__Exercise prompt__
From the records below, copy every line that contains the word "JSON".

__Materials provided__
********

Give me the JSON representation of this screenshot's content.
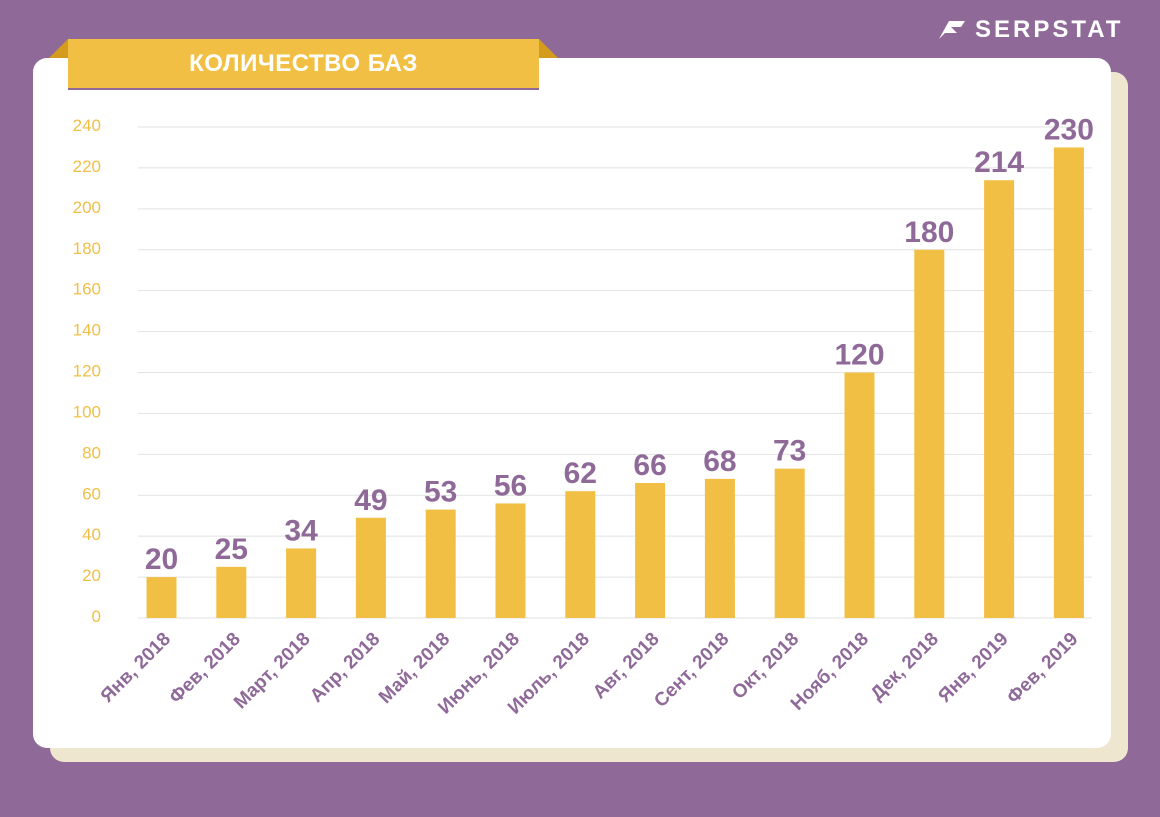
{
  "header": {
    "title": "КОЛИЧЕСТВО БАЗ",
    "brand": "SERPSTAT"
  },
  "colors": {
    "background": "#8f6a99",
    "bar": "#f2bf45",
    "tick_label": "#f2bf45",
    "value_label": "#8f6a99",
    "category_label": "#8f6a99",
    "grid": "#e2e2e2"
  },
  "chart_data": {
    "type": "bar",
    "title": "КОЛИЧЕСТВО БАЗ",
    "xlabel": "",
    "ylabel": "",
    "ylim": [
      0,
      240
    ],
    "yticks": [
      0,
      20,
      40,
      60,
      80,
      100,
      120,
      140,
      160,
      180,
      200,
      220,
      240
    ],
    "grid": true,
    "legend": "none",
    "categories": [
      "Янв, 2018",
      "Фев, 2018",
      "Март, 2018",
      "Апр, 2018",
      "Май, 2018",
      "Июнь, 2018",
      "Июль, 2018",
      "Авг, 2018",
      "Сент, 2018",
      "Окт, 2018",
      "Нояб, 2018",
      "Дек, 2018",
      "Янв, 2019",
      "Фев, 2019"
    ],
    "values": [
      20,
      25,
      34,
      49,
      53,
      56,
      62,
      66,
      68,
      73,
      120,
      180,
      214,
      230
    ]
  }
}
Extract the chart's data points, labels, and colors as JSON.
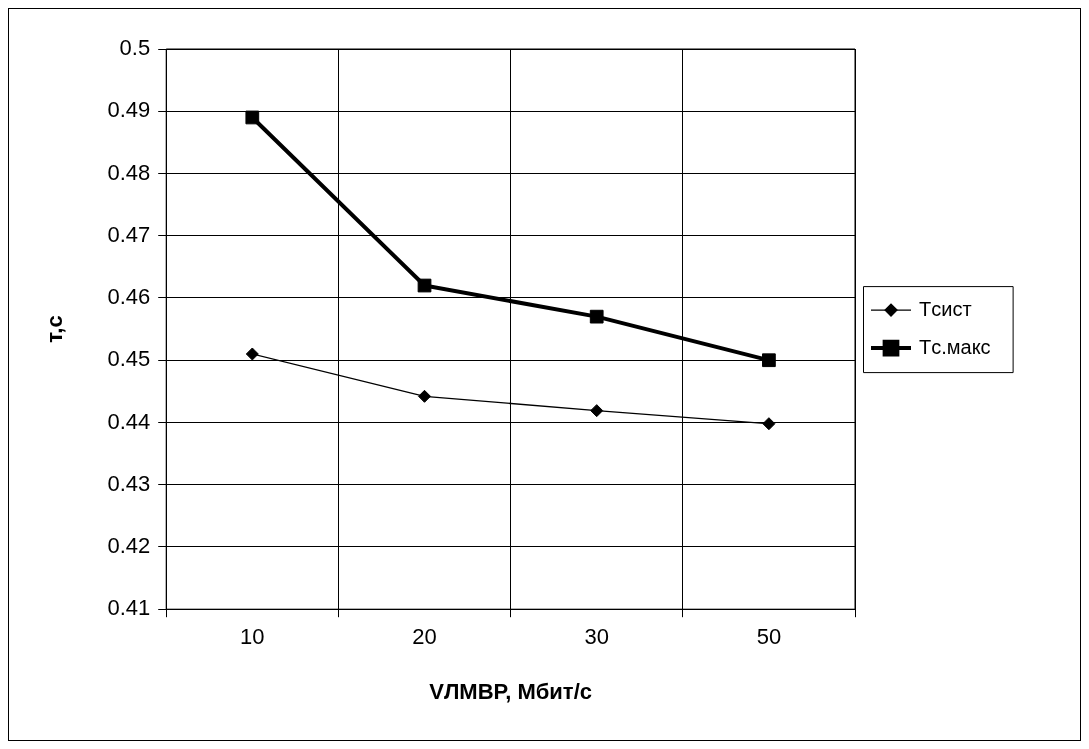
{
  "chart_data": {
    "type": "line",
    "xlabel": "VЛМВР, Мбит/с",
    "ylabel": "т,с",
    "categories": [
      "10",
      "20",
      "30",
      "50"
    ],
    "series": [
      {
        "name": "Tсист",
        "color": "#000000",
        "marker": "diamond",
        "values": [
          0.451,
          0.4442,
          0.4419,
          0.4398
        ]
      },
      {
        "name": "Tс.макс",
        "color": "#000000",
        "marker": "square",
        "values": [
          0.489,
          0.462,
          0.457,
          0.45
        ]
      }
    ],
    "ylim": [
      0.41,
      0.5
    ],
    "yticks": [
      0.41,
      0.42,
      0.43,
      0.44,
      0.45,
      0.46,
      0.47,
      0.48,
      0.49,
      0.5
    ],
    "grid": true,
    "legend": "right",
    "line_style": "solid"
  }
}
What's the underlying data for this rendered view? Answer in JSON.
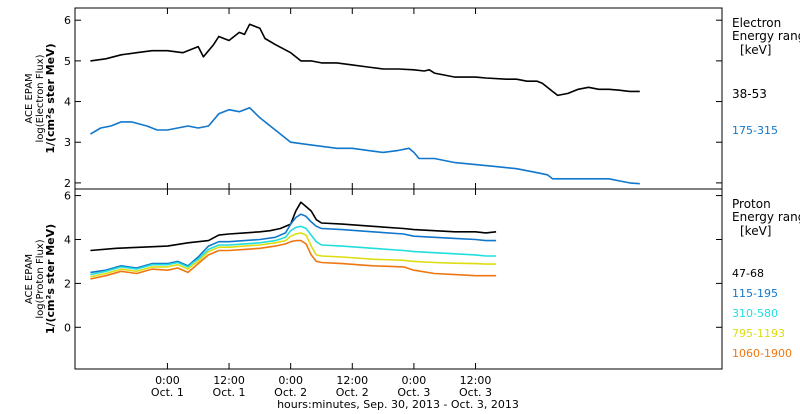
{
  "chart_data": [
    {
      "type": "line",
      "panel": "electron",
      "ylabel_lines": [
        "ACE EPAM",
        "log(Electron Flux)",
        "1/(cm²s ster MeV)"
      ],
      "ylim": [
        1.85,
        6.3
      ],
      "yticks": [
        2,
        3,
        4,
        5,
        6
      ],
      "legend_title": [
        "Electron",
        "Energy range",
        "[keV]"
      ],
      "series": [
        {
          "name": "38-53",
          "color": "#000000",
          "points": [
            [
              -15,
              5.0
            ],
            [
              -12,
              5.05
            ],
            [
              -9,
              5.15
            ],
            [
              -6,
              5.2
            ],
            [
              -3,
              5.25
            ],
            [
              0,
              5.25
            ],
            [
              3,
              5.2
            ],
            [
              6,
              5.35
            ],
            [
              7,
              5.1
            ],
            [
              9,
              5.4
            ],
            [
              10,
              5.6
            ],
            [
              12,
              5.5
            ],
            [
              14,
              5.7
            ],
            [
              15,
              5.65
            ],
            [
              16,
              5.9
            ],
            [
              18,
              5.8
            ],
            [
              19,
              5.55
            ],
            [
              21,
              5.4
            ],
            [
              24,
              5.2
            ],
            [
              26,
              5.0
            ],
            [
              28,
              5.0
            ],
            [
              30,
              4.95
            ],
            [
              33,
              4.95
            ],
            [
              36,
              4.9
            ],
            [
              39,
              4.85
            ],
            [
              42,
              4.8
            ],
            [
              45,
              4.8
            ],
            [
              48,
              4.78
            ],
            [
              50,
              4.75
            ],
            [
              51,
              4.78
            ],
            [
              52,
              4.7
            ],
            [
              54,
              4.65
            ],
            [
              56,
              4.6
            ],
            [
              60,
              4.6
            ],
            [
              62,
              4.58
            ],
            [
              66,
              4.55
            ],
            [
              68,
              4.55
            ],
            [
              70,
              4.5
            ],
            [
              72,
              4.5
            ],
            [
              73,
              4.45
            ],
            [
              75,
              4.25
            ],
            [
              76,
              4.15
            ],
            [
              78,
              4.2
            ],
            [
              80,
              4.3
            ],
            [
              82,
              4.35
            ],
            [
              84,
              4.3
            ],
            [
              86,
              4.3
            ],
            [
              88,
              4.28
            ],
            [
              90,
              4.25
            ],
            [
              92,
              4.25
            ]
          ]
        },
        {
          "name": "175-315",
          "color": "#1177cc",
          "points": [
            [
              -15,
              3.2
            ],
            [
              -13,
              3.35
            ],
            [
              -11,
              3.4
            ],
            [
              -9,
              3.5
            ],
            [
              -7,
              3.5
            ],
            [
              -4,
              3.4
            ],
            [
              -2,
              3.3
            ],
            [
              0,
              3.3
            ],
            [
              2,
              3.35
            ],
            [
              4,
              3.4
            ],
            [
              6,
              3.35
            ],
            [
              8,
              3.4
            ],
            [
              10,
              3.7
            ],
            [
              12,
              3.8
            ],
            [
              14,
              3.75
            ],
            [
              16,
              3.85
            ],
            [
              18,
              3.6
            ],
            [
              21,
              3.3
            ],
            [
              24,
              3.0
            ],
            [
              27,
              2.95
            ],
            [
              30,
              2.9
            ],
            [
              33,
              2.85
            ],
            [
              36,
              2.85
            ],
            [
              39,
              2.8
            ],
            [
              42,
              2.75
            ],
            [
              45,
              2.8
            ],
            [
              47,
              2.85
            ],
            [
              48,
              2.75
            ],
            [
              49,
              2.6
            ],
            [
              52,
              2.6
            ],
            [
              56,
              2.5
            ],
            [
              60,
              2.45
            ],
            [
              64,
              2.4
            ],
            [
              68,
              2.35
            ],
            [
              70,
              2.3
            ],
            [
              72,
              2.25
            ],
            [
              74,
              2.2
            ],
            [
              75,
              2.1
            ],
            [
              78,
              2.1
            ],
            [
              82,
              2.1
            ],
            [
              86,
              2.1
            ],
            [
              88,
              2.05
            ],
            [
              90,
              2.0
            ],
            [
              92,
              1.98
            ]
          ]
        }
      ]
    },
    {
      "type": "line",
      "panel": "proton",
      "ylabel_lines": [
        "ACE EPAM",
        "log(Proton Flux)",
        "1/(cm²s ster MeV)"
      ],
      "xlabel": "hours:minutes, Sep. 30, 2013 - Oct. 3, 2013",
      "xlim": [
        -18,
        108
      ],
      "xticks": [
        {
          "x": 0,
          "time": "0:00",
          "day": "Oct. 1"
        },
        {
          "x": 12,
          "time": "12:00",
          "day": "Oct. 1"
        },
        {
          "x": 24,
          "time": "0:00",
          "day": "Oct. 2"
        },
        {
          "x": 36,
          "time": "12:00",
          "day": "Oct. 2"
        },
        {
          "x": 48,
          "time": "0:00",
          "day": "Oct. 3"
        },
        {
          "x": 60,
          "time": "12:00",
          "day": "Oct. 3"
        }
      ],
      "ylim": [
        -1.9,
        6.3
      ],
      "yticks": [
        0,
        2,
        4,
        6
      ],
      "legend_title": [
        "Proton",
        "Energy range",
        "[keV]"
      ],
      "series": [
        {
          "name": "47-68",
          "color": "#000000",
          "points": [
            [
              -15,
              3.5
            ],
            [
              -10,
              3.6
            ],
            [
              -5,
              3.65
            ],
            [
              0,
              3.7
            ],
            [
              4,
              3.85
            ],
            [
              8,
              3.95
            ],
            [
              10,
              4.2
            ],
            [
              12,
              4.25
            ],
            [
              15,
              4.3
            ],
            [
              18,
              4.35
            ],
            [
              20,
              4.4
            ],
            [
              22,
              4.5
            ],
            [
              24,
              4.7
            ],
            [
              25,
              5.3
            ],
            [
              26,
              5.7
            ],
            [
              27,
              5.5
            ],
            [
              28,
              5.3
            ],
            [
              29,
              4.9
            ],
            [
              30,
              4.75
            ],
            [
              34,
              4.7
            ],
            [
              40,
              4.6
            ],
            [
              46,
              4.5
            ],
            [
              48,
              4.45
            ],
            [
              52,
              4.4
            ],
            [
              56,
              4.35
            ],
            [
              60,
              4.35
            ],
            [
              62,
              4.3
            ],
            [
              64,
              4.35
            ]
          ]
        },
        {
          "name": "115-195",
          "color": "#1177cc",
          "points": [
            [
              -15,
              2.5
            ],
            [
              -12,
              2.6
            ],
            [
              -9,
              2.8
            ],
            [
              -6,
              2.7
            ],
            [
              -3,
              2.9
            ],
            [
              0,
              2.9
            ],
            [
              2,
              3.0
            ],
            [
              4,
              2.8
            ],
            [
              5,
              3.0
            ],
            [
              6,
              3.2
            ],
            [
              8,
              3.7
            ],
            [
              10,
              3.9
            ],
            [
              12,
              3.9
            ],
            [
              15,
              3.95
            ],
            [
              18,
              4.0
            ],
            [
              21,
              4.1
            ],
            [
              23,
              4.3
            ],
            [
              24,
              4.7
            ],
            [
              25,
              5.0
            ],
            [
              26,
              5.15
            ],
            [
              27,
              5.05
            ],
            [
              28,
              4.8
            ],
            [
              29,
              4.6
            ],
            [
              30,
              4.5
            ],
            [
              34,
              4.45
            ],
            [
              40,
              4.35
            ],
            [
              46,
              4.25
            ],
            [
              48,
              4.15
            ],
            [
              52,
              4.1
            ],
            [
              56,
              4.05
            ],
            [
              60,
              4.0
            ],
            [
              62,
              3.95
            ],
            [
              64,
              3.95
            ]
          ]
        },
        {
          "name": "310-580",
          "color": "#22dddd",
          "points": [
            [
              -15,
              2.4
            ],
            [
              -12,
              2.55
            ],
            [
              -9,
              2.75
            ],
            [
              -6,
              2.65
            ],
            [
              -3,
              2.85
            ],
            [
              0,
              2.85
            ],
            [
              2,
              2.95
            ],
            [
              4,
              2.75
            ],
            [
              5,
              2.95
            ],
            [
              6,
              3.1
            ],
            [
              8,
              3.55
            ],
            [
              10,
              3.75
            ],
            [
              12,
              3.75
            ],
            [
              15,
              3.8
            ],
            [
              18,
              3.85
            ],
            [
              21,
              3.95
            ],
            [
              23,
              4.1
            ],
            [
              24,
              4.4
            ],
            [
              25,
              4.55
            ],
            [
              26,
              4.6
            ],
            [
              27,
              4.5
            ],
            [
              28,
              4.2
            ],
            [
              29,
              3.9
            ],
            [
              30,
              3.75
            ],
            [
              34,
              3.7
            ],
            [
              40,
              3.6
            ],
            [
              46,
              3.5
            ],
            [
              48,
              3.45
            ],
            [
              52,
              3.4
            ],
            [
              56,
              3.35
            ],
            [
              60,
              3.3
            ],
            [
              62,
              3.25
            ],
            [
              64,
              3.25
            ]
          ]
        },
        {
          "name": "795-1193",
          "color": "#dddd11",
          "points": [
            [
              -15,
              2.3
            ],
            [
              -12,
              2.45
            ],
            [
              -9,
              2.65
            ],
            [
              -6,
              2.55
            ],
            [
              -3,
              2.75
            ],
            [
              0,
              2.75
            ],
            [
              2,
              2.85
            ],
            [
              4,
              2.65
            ],
            [
              5,
              2.85
            ],
            [
              6,
              3.0
            ],
            [
              8,
              3.45
            ],
            [
              10,
              3.65
            ],
            [
              12,
              3.65
            ],
            [
              15,
              3.7
            ],
            [
              18,
              3.75
            ],
            [
              21,
              3.85
            ],
            [
              23,
              3.95
            ],
            [
              24,
              4.15
            ],
            [
              25,
              4.25
            ],
            [
              26,
              4.3
            ],
            [
              27,
              4.2
            ],
            [
              28,
              3.7
            ],
            [
              29,
              3.3
            ],
            [
              30,
              3.25
            ],
            [
              34,
              3.2
            ],
            [
              40,
              3.1
            ],
            [
              46,
              3.05
            ],
            [
              48,
              3.0
            ],
            [
              52,
              2.95
            ],
            [
              56,
              2.92
            ],
            [
              60,
              2.9
            ],
            [
              62,
              2.88
            ],
            [
              64,
              2.88
            ]
          ]
        },
        {
          "name": "1060-1900",
          "color": "#ee7711",
          "points": [
            [
              -15,
              2.2
            ],
            [
              -12,
              2.35
            ],
            [
              -9,
              2.55
            ],
            [
              -6,
              2.45
            ],
            [
              -3,
              2.65
            ],
            [
              0,
              2.6
            ],
            [
              2,
              2.7
            ],
            [
              4,
              2.5
            ],
            [
              5,
              2.7
            ],
            [
              6,
              2.9
            ],
            [
              8,
              3.3
            ],
            [
              10,
              3.5
            ],
            [
              12,
              3.5
            ],
            [
              15,
              3.55
            ],
            [
              18,
              3.6
            ],
            [
              21,
              3.7
            ],
            [
              23,
              3.8
            ],
            [
              24,
              3.9
            ],
            [
              25,
              3.95
            ],
            [
              26,
              3.95
            ],
            [
              27,
              3.8
            ],
            [
              28,
              3.3
            ],
            [
              29,
              3.0
            ],
            [
              30,
              2.95
            ],
            [
              34,
              2.9
            ],
            [
              40,
              2.8
            ],
            [
              46,
              2.75
            ],
            [
              48,
              2.6
            ],
            [
              52,
              2.45
            ],
            [
              56,
              2.4
            ],
            [
              60,
              2.35
            ],
            [
              62,
              2.35
            ],
            [
              64,
              2.35
            ]
          ]
        }
      ]
    }
  ]
}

********

__Exercise solution__
Give me the JSON representation of this screenshot's content.
Extract the chart's data points, labels, and colors as JSON.
What's the underlying data for this rendered view? Answer in JSON.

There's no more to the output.